== SET TASK ==
Your task is to repeat the entries word for word while leaving out the pictures.

Entries with figure data:
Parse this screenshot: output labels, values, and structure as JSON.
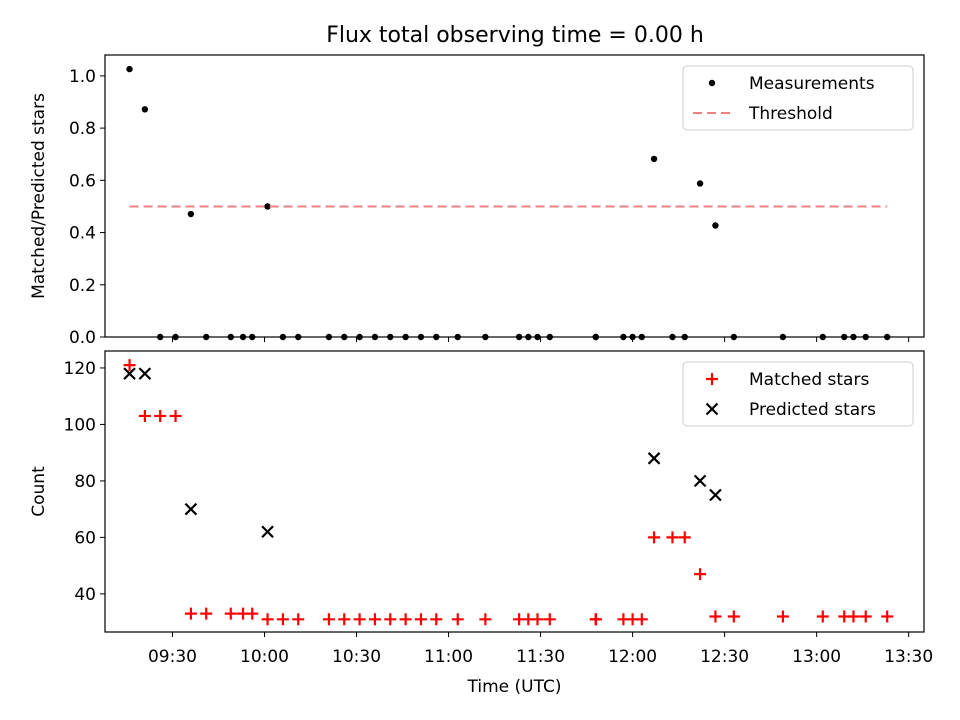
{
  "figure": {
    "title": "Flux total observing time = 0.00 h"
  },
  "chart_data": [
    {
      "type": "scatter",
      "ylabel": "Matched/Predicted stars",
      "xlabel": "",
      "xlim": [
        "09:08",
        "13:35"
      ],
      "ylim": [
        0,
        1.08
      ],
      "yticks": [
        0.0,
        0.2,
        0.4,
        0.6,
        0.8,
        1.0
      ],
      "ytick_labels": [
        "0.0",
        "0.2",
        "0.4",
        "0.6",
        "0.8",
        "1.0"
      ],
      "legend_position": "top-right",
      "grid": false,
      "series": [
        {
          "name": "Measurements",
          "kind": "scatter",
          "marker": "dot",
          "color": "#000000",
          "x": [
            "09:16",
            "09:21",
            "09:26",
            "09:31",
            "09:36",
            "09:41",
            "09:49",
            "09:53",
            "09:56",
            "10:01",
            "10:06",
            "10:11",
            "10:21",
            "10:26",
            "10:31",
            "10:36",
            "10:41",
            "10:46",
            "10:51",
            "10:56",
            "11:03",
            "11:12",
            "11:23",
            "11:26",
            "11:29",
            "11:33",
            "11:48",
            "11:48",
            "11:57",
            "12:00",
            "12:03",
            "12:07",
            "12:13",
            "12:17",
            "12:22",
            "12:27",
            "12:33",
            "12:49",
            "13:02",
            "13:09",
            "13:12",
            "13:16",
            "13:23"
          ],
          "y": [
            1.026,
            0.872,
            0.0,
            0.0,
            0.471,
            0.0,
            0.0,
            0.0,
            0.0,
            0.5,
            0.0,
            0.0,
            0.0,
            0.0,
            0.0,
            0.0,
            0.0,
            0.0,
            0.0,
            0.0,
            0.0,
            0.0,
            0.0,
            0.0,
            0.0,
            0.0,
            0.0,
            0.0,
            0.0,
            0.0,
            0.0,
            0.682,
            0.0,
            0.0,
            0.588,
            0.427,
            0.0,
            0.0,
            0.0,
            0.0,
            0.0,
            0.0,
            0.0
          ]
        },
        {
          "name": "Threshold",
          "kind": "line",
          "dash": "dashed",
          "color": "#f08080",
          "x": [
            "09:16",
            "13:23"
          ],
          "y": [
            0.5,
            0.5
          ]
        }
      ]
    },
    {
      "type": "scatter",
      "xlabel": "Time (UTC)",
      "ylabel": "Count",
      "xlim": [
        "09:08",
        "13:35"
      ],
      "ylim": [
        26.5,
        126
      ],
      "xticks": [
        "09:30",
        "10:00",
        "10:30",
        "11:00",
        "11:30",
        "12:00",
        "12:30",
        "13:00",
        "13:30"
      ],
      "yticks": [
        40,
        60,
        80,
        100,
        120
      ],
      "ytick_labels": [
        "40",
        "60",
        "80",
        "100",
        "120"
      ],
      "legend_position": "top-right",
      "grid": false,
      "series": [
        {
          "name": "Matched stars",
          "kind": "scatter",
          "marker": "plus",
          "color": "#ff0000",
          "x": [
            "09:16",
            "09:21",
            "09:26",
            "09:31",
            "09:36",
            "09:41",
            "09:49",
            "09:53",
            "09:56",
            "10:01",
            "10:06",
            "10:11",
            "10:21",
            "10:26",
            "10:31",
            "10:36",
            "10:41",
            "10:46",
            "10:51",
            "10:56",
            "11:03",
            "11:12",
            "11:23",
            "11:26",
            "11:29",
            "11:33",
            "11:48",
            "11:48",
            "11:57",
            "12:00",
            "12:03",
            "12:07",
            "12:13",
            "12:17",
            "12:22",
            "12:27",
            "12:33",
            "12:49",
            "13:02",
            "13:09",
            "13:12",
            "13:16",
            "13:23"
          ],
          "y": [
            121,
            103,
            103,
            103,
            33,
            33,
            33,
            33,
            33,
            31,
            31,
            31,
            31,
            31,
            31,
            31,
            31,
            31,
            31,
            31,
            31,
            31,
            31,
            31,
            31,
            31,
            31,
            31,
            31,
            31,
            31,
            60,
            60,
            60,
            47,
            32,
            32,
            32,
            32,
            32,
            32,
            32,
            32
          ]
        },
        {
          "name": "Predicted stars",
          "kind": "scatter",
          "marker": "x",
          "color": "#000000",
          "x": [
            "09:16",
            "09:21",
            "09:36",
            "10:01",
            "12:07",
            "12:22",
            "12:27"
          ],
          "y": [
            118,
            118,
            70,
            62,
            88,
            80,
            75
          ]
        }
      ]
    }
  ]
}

== THE RESULT ==
Parse this screenshot: output labels, values, and structure as JSON.
{
  "figure": {
    "title": "Flux total observing time = 0.00 h"
  },
  "chart_data": [
    {
      "type": "scatter",
      "ylabel": "Matched/Predicted stars",
      "xlabel": "",
      "xlim": [
        "09:08",
        "13:35"
      ],
      "ylim": [
        0,
        1.08
      ],
      "yticks": [
        0.0,
        0.2,
        0.4,
        0.6,
        0.8,
        1.0
      ],
      "ytick_labels": [
        "0.0",
        "0.2",
        "0.4",
        "0.6",
        "0.8",
        "1.0"
      ],
      "legend_position": "top-right",
      "grid": false,
      "series": [
        {
          "name": "Measurements",
          "kind": "scatter",
          "marker": "dot",
          "color": "#000000",
          "x": [
            "09:16",
            "09:21",
            "09:26",
            "09:31",
            "09:36",
            "09:41",
            "09:49",
            "09:53",
            "09:56",
            "10:01",
            "10:06",
            "10:11",
            "10:21",
            "10:26",
            "10:31",
            "10:36",
            "10:41",
            "10:46",
            "10:51",
            "10:56",
            "11:03",
            "11:12",
            "11:23",
            "11:26",
            "11:29",
            "11:33",
            "11:48",
            "11:48",
            "11:57",
            "12:00",
            "12:03",
            "12:07",
            "12:13",
            "12:17",
            "12:22",
            "12:27",
            "12:33",
            "12:49",
            "13:02",
            "13:09",
            "13:12",
            "13:16",
            "13:23"
          ],
          "y": [
            1.026,
            0.872,
            0.0,
            0.0,
            0.471,
            0.0,
            0.0,
            0.0,
            0.0,
            0.5,
            0.0,
            0.0,
            0.0,
            0.0,
            0.0,
            0.0,
            0.0,
            0.0,
            0.0,
            0.0,
            0.0,
            0.0,
            0.0,
            0.0,
            0.0,
            0.0,
            0.0,
            0.0,
            0.0,
            0.0,
            0.0,
            0.682,
            0.0,
            0.0,
            0.588,
            0.427,
            0.0,
            0.0,
            0.0,
            0.0,
            0.0,
            0.0,
            0.0
          ]
        },
        {
          "name": "Threshold",
          "kind": "line",
          "dash": "dashed",
          "color": "#f08080",
          "x": [
            "09:16",
            "13:23"
          ],
          "y": [
            0.5,
            0.5
          ]
        }
      ]
    },
    {
      "type": "scatter",
      "xlabel": "Time (UTC)",
      "ylabel": "Count",
      "xlim": [
        "09:08",
        "13:35"
      ],
      "ylim": [
        26.5,
        126
      ],
      "xticks": [
        "09:30",
        "10:00",
        "10:30",
        "11:00",
        "11:30",
        "12:00",
        "12:30",
        "13:00",
        "13:30"
      ],
      "yticks": [
        40,
        60,
        80,
        100,
        120
      ],
      "ytick_labels": [
        "40",
        "60",
        "80",
        "100",
        "120"
      ],
      "legend_position": "top-right",
      "grid": false,
      "series": [
        {
          "name": "Matched stars",
          "kind": "scatter",
          "marker": "plus",
          "color": "#ff0000",
          "x": [
            "09:16",
            "09:21",
            "09:26",
            "09:31",
            "09:36",
            "09:41",
            "09:49",
            "09:53",
            "09:56",
            "10:01",
            "10:06",
            "10:11",
            "10:21",
            "10:26",
            "10:31",
            "10:36",
            "10:41",
            "10:46",
            "10:51",
            "10:56",
            "11:03",
            "11:12",
            "11:23",
            "11:26",
            "11:29",
            "11:33",
            "11:48",
            "11:48",
            "11:57",
            "12:00",
            "12:03",
            "12:07",
            "12:13",
            "12:17",
            "12:22",
            "12:27",
            "12:33",
            "12:49",
            "13:02",
            "13:09",
            "13:12",
            "13:16",
            "13:23"
          ],
          "y": [
            121,
            103,
            103,
            103,
            33,
            33,
            33,
            33,
            33,
            31,
            31,
            31,
            31,
            31,
            31,
            31,
            31,
            31,
            31,
            31,
            31,
            31,
            31,
            31,
            31,
            31,
            31,
            31,
            31,
            31,
            31,
            60,
            60,
            60,
            47,
            32,
            32,
            32,
            32,
            32,
            32,
            32,
            32
          ]
        },
        {
          "name": "Predicted stars",
          "kind": "scatter",
          "marker": "x",
          "color": "#000000",
          "x": [
            "09:16",
            "09:21",
            "09:36",
            "10:01",
            "12:07",
            "12:22",
            "12:27"
          ],
          "y": [
            118,
            118,
            70,
            62,
            88,
            80,
            75
          ]
        }
      ]
    }
  ]
}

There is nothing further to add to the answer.